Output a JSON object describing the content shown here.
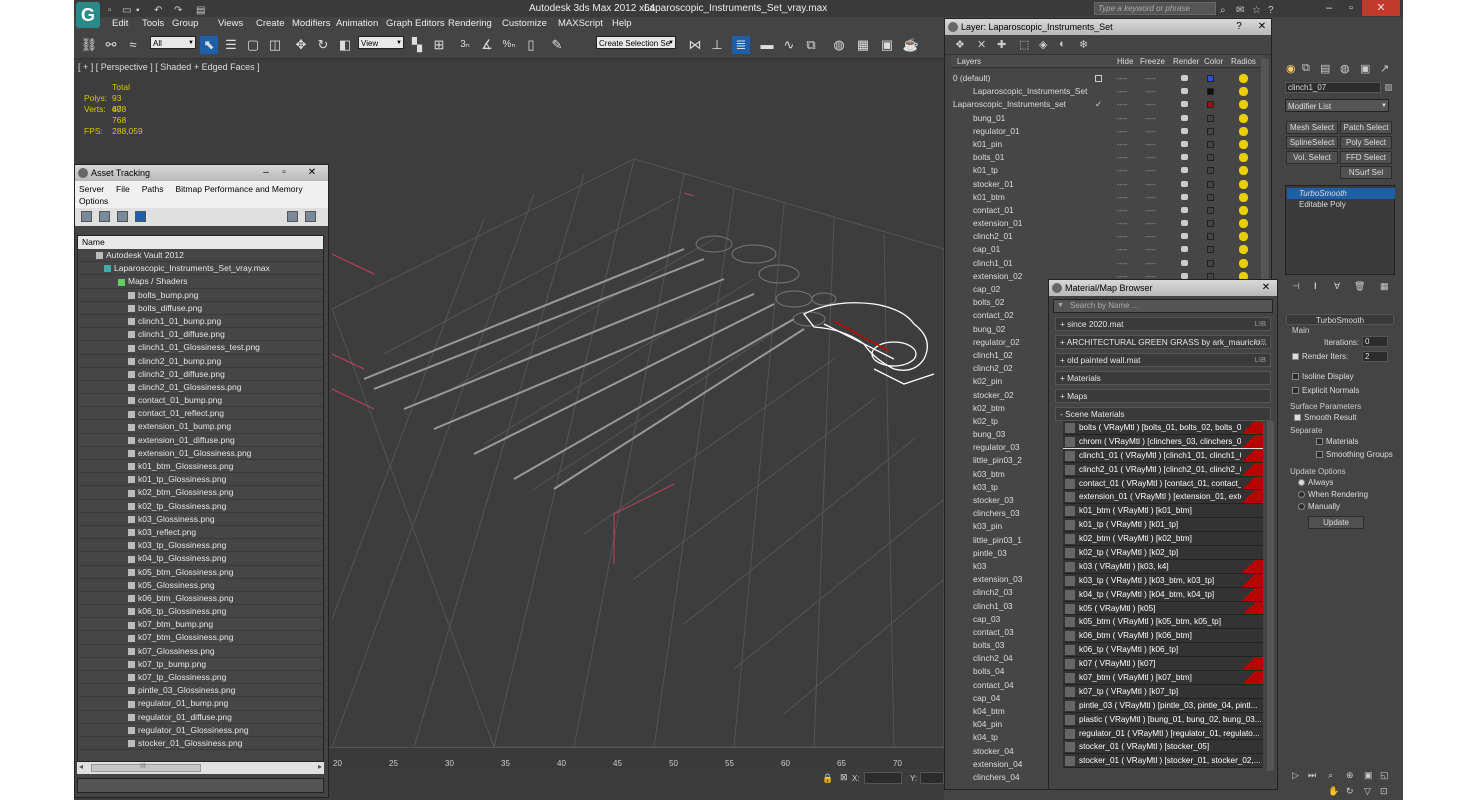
{
  "app": {
    "title": "Autodesk 3ds Max  2012 x64",
    "filename": "Laparoscopic_Instruments_Set_vray.max",
    "search_placeholder": "Type a keyword or phrase",
    "logo": "G"
  },
  "menu": [
    "Edit",
    "Tools",
    "Group",
    "Views",
    "Create",
    "Modifiers",
    "Animation",
    "Graph Editors",
    "Rendering",
    "Customize",
    "MAXScript",
    "Help"
  ],
  "toolbar": {
    "filter": "All",
    "refcoord": "View",
    "selset": "Create Selection Se"
  },
  "viewport": {
    "label": "[ + ] [ Perspective ] [ Shaded + Edged Faces ]",
    "stats": {
      "total_label": "Total",
      "polys_label": "Polys:",
      "polys": "93 608",
      "verts_label": "Verts:",
      "verts": "47 768",
      "fps_label": "FPS:",
      "fps": "288,059"
    }
  },
  "timeline": {
    "ticks": [
      "20",
      "25",
      "30",
      "35",
      "40",
      "45",
      "50",
      "55",
      "60",
      "65",
      "70"
    ]
  },
  "status": {
    "x_label": "X:",
    "y_label": "Y:"
  },
  "asset_tracking": {
    "title": "Asset Tracking",
    "menu": [
      "Server",
      "File",
      "Paths",
      "Bitmap Performance and Memory",
      "Options"
    ],
    "column": "Name",
    "vault": "Autodesk Vault 2012",
    "file": "Laparoscopic_Instruments_Set_vray.max",
    "folder": "Maps / Shaders",
    "items": [
      "bolts_bump.png",
      "bolts_diffuse.png",
      "clinch1_01_bump.png",
      "clinch1_01_diffuse.png",
      "clinch1_01_Glossiness_test.png",
      "clinch2_01_bump.png",
      "clinch2_01_diffuse.png",
      "clinch2_01_Glossiness.png",
      "contact_01_bump.png",
      "contact_01_reflect.png",
      "extension_01_bump.png",
      "extension_01_diffuse.png",
      "extension_01_Glossiness.png",
      "k01_btm_Glossiness.png",
      "k01_tp_Glossiness.png",
      "k02_btm_Glossiness.png",
      "k02_tp_Glossiness.png",
      "k03_Glossiness.png",
      "k03_reflect.png",
      "k03_tp_Glossiness.png",
      "k04_tp_Glossiness.png",
      "k05_btm_Glossiness.png",
      "k05_Glossiness.png",
      "k06_btm_Glossiness.png",
      "k06_tp_Glossiness.png",
      "k07_btm_bump.png",
      "k07_btm_Glossiness.png",
      "k07_Glossiness.png",
      "k07_tp_bump.png",
      "k07_tp_Glossiness.png",
      "pintle_03_Glossiness.png",
      "regulator_01_bump.png",
      "regulator_01_diffuse.png",
      "regulator_01_Glossiness.png",
      "stocker_01_Glossiness.png"
    ],
    "scroll_glyph": "III"
  },
  "layer": {
    "title": "Layer: Laparoscopic_Instruments_Set",
    "cols": {
      "layers": "Layers",
      "hide": "Hide",
      "freeze": "Freeze",
      "render": "Render",
      "color": "Color",
      "radios": "Radios"
    },
    "rows": [
      "0 (default)",
      "Laparoscopic_Instruments_Set",
      "Laparoscopic_Instruments_set",
      "bung_01",
      "regulator_01",
      "k01_pin",
      "bolts_01",
      "k01_tp",
      "stocker_01",
      "k01_btm",
      "contact_01",
      "extension_01",
      "clinch2_01",
      "cap_01",
      "clinch1_01",
      "extension_02",
      "cap_02",
      "bolts_02",
      "contact_02",
      "bung_02",
      "regulator_02",
      "clinch1_02",
      "clinch2_02",
      "k02_pin",
      "stocker_02",
      "k02_btm",
      "k02_tp",
      "bung_03",
      "regulator_03",
      "little_pin03_2",
      "k03_btm",
      "k03_tp",
      "stocker_03",
      "clinchers_03",
      "k03_pin",
      "little_pin03_1",
      "pintle_03",
      "k03",
      "extension_03",
      "clinch2_03",
      "clinch1_03",
      "cap_03",
      "contact_03",
      "bolts_03",
      "clinch2_04",
      "bolts_04",
      "contact_04",
      "cap_04",
      "k04_btm",
      "k04_pin",
      "k04_tp",
      "stocker_04",
      "extension_04",
      "clinchers_04"
    ],
    "dash": "----",
    "check": "✓"
  },
  "material": {
    "title": "Material/Map Browser",
    "search": "Search by Name ...",
    "groups": [
      {
        "label": "+ since 2020.mat",
        "lib": "LIB"
      },
      {
        "label": "+ ARCHITECTURAL GREEN GRASS by ark_mauricio...",
        "lib": "LIB"
      },
      {
        "label": "+ old painted wall.mat",
        "lib": "LIB"
      },
      {
        "label": "+ Materials",
        "lib": ""
      },
      {
        "label": "+ Maps",
        "lib": ""
      },
      {
        "label": "- Scene Materials",
        "lib": ""
      }
    ],
    "items": [
      "bolts  ( VRayMtl )  [bolts_01, bolts_02, bolts_03, b...",
      "chrom  ( VRayMtl )  [clinchers_03, clinchers_04, cl...",
      "clinch1_01  ( VRayMtl )  [clinch1_01, clinch1_02, c...",
      "clinch2_01  ( VRayMtl )  [clinch2_01, clinch2_02, c...",
      "contact_01  ( VRayMtl )  [contact_01, contact_02,...",
      "extension_01  ( VRayMtl )  [extension_01, extensi...",
      "k01_btm  ( VRayMtl )  [k01_btm]",
      "k01_tp  ( VRayMtl )  [k01_tp]",
      "k02_btm  ( VRayMtl )  [k02_btm]",
      "k02_tp  ( VRayMtl )  [k02_tp]",
      "k03  ( VRayMtl )  [k03, k4]",
      "k03_tp  ( VRayMtl )  [k03_btm, k03_tp]",
      "k04_tp  ( VRayMtl )  [k04_btm, k04_tp]",
      "k05  ( VRayMtl )  [k05]",
      "k05_btm  ( VRayMtl )  [k05_btm, k05_tp]",
      "k06_btm  ( VRayMtl )  [k06_btm]",
      "k06_tp  ( VRayMtl )  [k06_tp]",
      "k07  ( VRayMtl )  [k07]",
      "k07_btm  ( VRayMtl )  [k07_btm]",
      "k07_tp  ( VRayMtl )  [k07_tp]",
      "pintle_03  ( VRayMtl )  [pintle_03, pintle_04, pintl...",
      "plastic  ( VRayMtl )  [bung_01, bung_02, bung_03...",
      "regulator_01  ( VRayMtl )  [regulator_01, regulato...",
      "stocker_01  ( VRayMtl )  [stocker_05]",
      "stocker_01  ( VRayMtl )  [stocker_01, stocker_02,..."
    ]
  },
  "command": {
    "object_name": "clinch1_07",
    "modifier_list": "Modifier List",
    "buttons": [
      "Mesh Select",
      "Patch Select",
      "SplineSelect",
      "Poly Select",
      "Vol. Select",
      "FFD Select",
      "NSurf Sel"
    ],
    "stack": [
      "TurboSmooth",
      "Editable Poly"
    ],
    "turbosmooth": {
      "title": "TurboSmooth",
      "main": "Main",
      "iterations_label": "Iterations:",
      "iterations": "0",
      "render_iters_label": "Render Iters:",
      "render_iters": "2",
      "isoline": "Isoline Display",
      "explicit": "Explicit Normals",
      "surface": "Surface Parameters",
      "smooth": "Smooth Result",
      "separate": "Separate",
      "materials": "Materials",
      "smoothing": "Smoothing Groups",
      "update_options": "Update Options",
      "always": "Always",
      "when_rendering": "When Rendering",
      "manually": "Manually",
      "update": "Update"
    }
  },
  "colors": {
    "accent": "#1e5fa8",
    "selection_red": "#b00000",
    "wire": "#ffffff",
    "grid": "#5a5a5a"
  }
}
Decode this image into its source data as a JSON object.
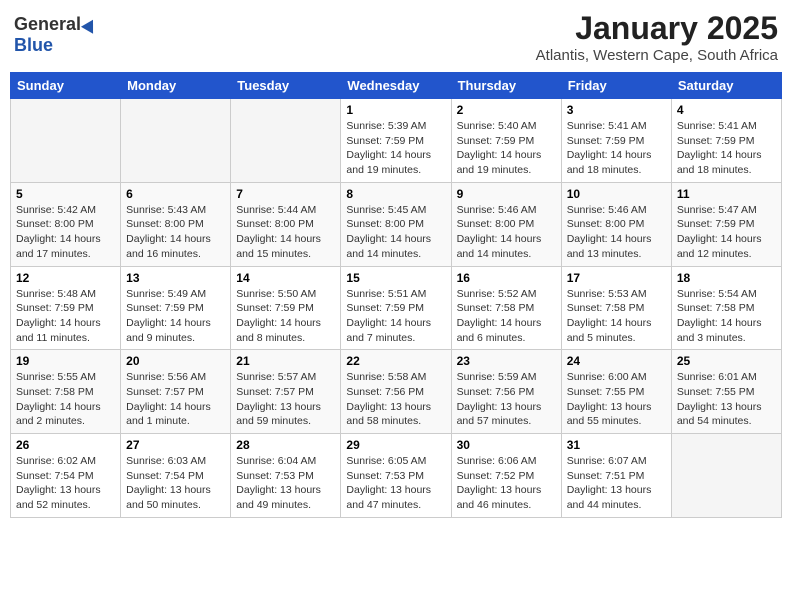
{
  "header": {
    "logo_general": "General",
    "logo_blue": "Blue",
    "title": "January 2025",
    "subtitle": "Atlantis, Western Cape, South Africa"
  },
  "days_of_week": [
    "Sunday",
    "Monday",
    "Tuesday",
    "Wednesday",
    "Thursday",
    "Friday",
    "Saturday"
  ],
  "weeks": [
    [
      {
        "day": "",
        "info": ""
      },
      {
        "day": "",
        "info": ""
      },
      {
        "day": "",
        "info": ""
      },
      {
        "day": "1",
        "info": "Sunrise: 5:39 AM\nSunset: 7:59 PM\nDaylight: 14 hours\nand 19 minutes."
      },
      {
        "day": "2",
        "info": "Sunrise: 5:40 AM\nSunset: 7:59 PM\nDaylight: 14 hours\nand 19 minutes."
      },
      {
        "day": "3",
        "info": "Sunrise: 5:41 AM\nSunset: 7:59 PM\nDaylight: 14 hours\nand 18 minutes."
      },
      {
        "day": "4",
        "info": "Sunrise: 5:41 AM\nSunset: 7:59 PM\nDaylight: 14 hours\nand 18 minutes."
      }
    ],
    [
      {
        "day": "5",
        "info": "Sunrise: 5:42 AM\nSunset: 8:00 PM\nDaylight: 14 hours\nand 17 minutes."
      },
      {
        "day": "6",
        "info": "Sunrise: 5:43 AM\nSunset: 8:00 PM\nDaylight: 14 hours\nand 16 minutes."
      },
      {
        "day": "7",
        "info": "Sunrise: 5:44 AM\nSunset: 8:00 PM\nDaylight: 14 hours\nand 15 minutes."
      },
      {
        "day": "8",
        "info": "Sunrise: 5:45 AM\nSunset: 8:00 PM\nDaylight: 14 hours\nand 14 minutes."
      },
      {
        "day": "9",
        "info": "Sunrise: 5:46 AM\nSunset: 8:00 PM\nDaylight: 14 hours\nand 14 minutes."
      },
      {
        "day": "10",
        "info": "Sunrise: 5:46 AM\nSunset: 8:00 PM\nDaylight: 14 hours\nand 13 minutes."
      },
      {
        "day": "11",
        "info": "Sunrise: 5:47 AM\nSunset: 7:59 PM\nDaylight: 14 hours\nand 12 minutes."
      }
    ],
    [
      {
        "day": "12",
        "info": "Sunrise: 5:48 AM\nSunset: 7:59 PM\nDaylight: 14 hours\nand 11 minutes."
      },
      {
        "day": "13",
        "info": "Sunrise: 5:49 AM\nSunset: 7:59 PM\nDaylight: 14 hours\nand 9 minutes."
      },
      {
        "day": "14",
        "info": "Sunrise: 5:50 AM\nSunset: 7:59 PM\nDaylight: 14 hours\nand 8 minutes."
      },
      {
        "day": "15",
        "info": "Sunrise: 5:51 AM\nSunset: 7:59 PM\nDaylight: 14 hours\nand 7 minutes."
      },
      {
        "day": "16",
        "info": "Sunrise: 5:52 AM\nSunset: 7:58 PM\nDaylight: 14 hours\nand 6 minutes."
      },
      {
        "day": "17",
        "info": "Sunrise: 5:53 AM\nSunset: 7:58 PM\nDaylight: 14 hours\nand 5 minutes."
      },
      {
        "day": "18",
        "info": "Sunrise: 5:54 AM\nSunset: 7:58 PM\nDaylight: 14 hours\nand 3 minutes."
      }
    ],
    [
      {
        "day": "19",
        "info": "Sunrise: 5:55 AM\nSunset: 7:58 PM\nDaylight: 14 hours\nand 2 minutes."
      },
      {
        "day": "20",
        "info": "Sunrise: 5:56 AM\nSunset: 7:57 PM\nDaylight: 14 hours\nand 1 minute."
      },
      {
        "day": "21",
        "info": "Sunrise: 5:57 AM\nSunset: 7:57 PM\nDaylight: 13 hours\nand 59 minutes."
      },
      {
        "day": "22",
        "info": "Sunrise: 5:58 AM\nSunset: 7:56 PM\nDaylight: 13 hours\nand 58 minutes."
      },
      {
        "day": "23",
        "info": "Sunrise: 5:59 AM\nSunset: 7:56 PM\nDaylight: 13 hours\nand 57 minutes."
      },
      {
        "day": "24",
        "info": "Sunrise: 6:00 AM\nSunset: 7:55 PM\nDaylight: 13 hours\nand 55 minutes."
      },
      {
        "day": "25",
        "info": "Sunrise: 6:01 AM\nSunset: 7:55 PM\nDaylight: 13 hours\nand 54 minutes."
      }
    ],
    [
      {
        "day": "26",
        "info": "Sunrise: 6:02 AM\nSunset: 7:54 PM\nDaylight: 13 hours\nand 52 minutes."
      },
      {
        "day": "27",
        "info": "Sunrise: 6:03 AM\nSunset: 7:54 PM\nDaylight: 13 hours\nand 50 minutes."
      },
      {
        "day": "28",
        "info": "Sunrise: 6:04 AM\nSunset: 7:53 PM\nDaylight: 13 hours\nand 49 minutes."
      },
      {
        "day": "29",
        "info": "Sunrise: 6:05 AM\nSunset: 7:53 PM\nDaylight: 13 hours\nand 47 minutes."
      },
      {
        "day": "30",
        "info": "Sunrise: 6:06 AM\nSunset: 7:52 PM\nDaylight: 13 hours\nand 46 minutes."
      },
      {
        "day": "31",
        "info": "Sunrise: 6:07 AM\nSunset: 7:51 PM\nDaylight: 13 hours\nand 44 minutes."
      },
      {
        "day": "",
        "info": ""
      }
    ]
  ]
}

GOAL. Find the lines above holding the word "Autodesk" and show them.

COMPLETED TASK.
    "title": "Autodesk 3ds Max  2012 x64",
    "vault": "Autodesk Vault 2012",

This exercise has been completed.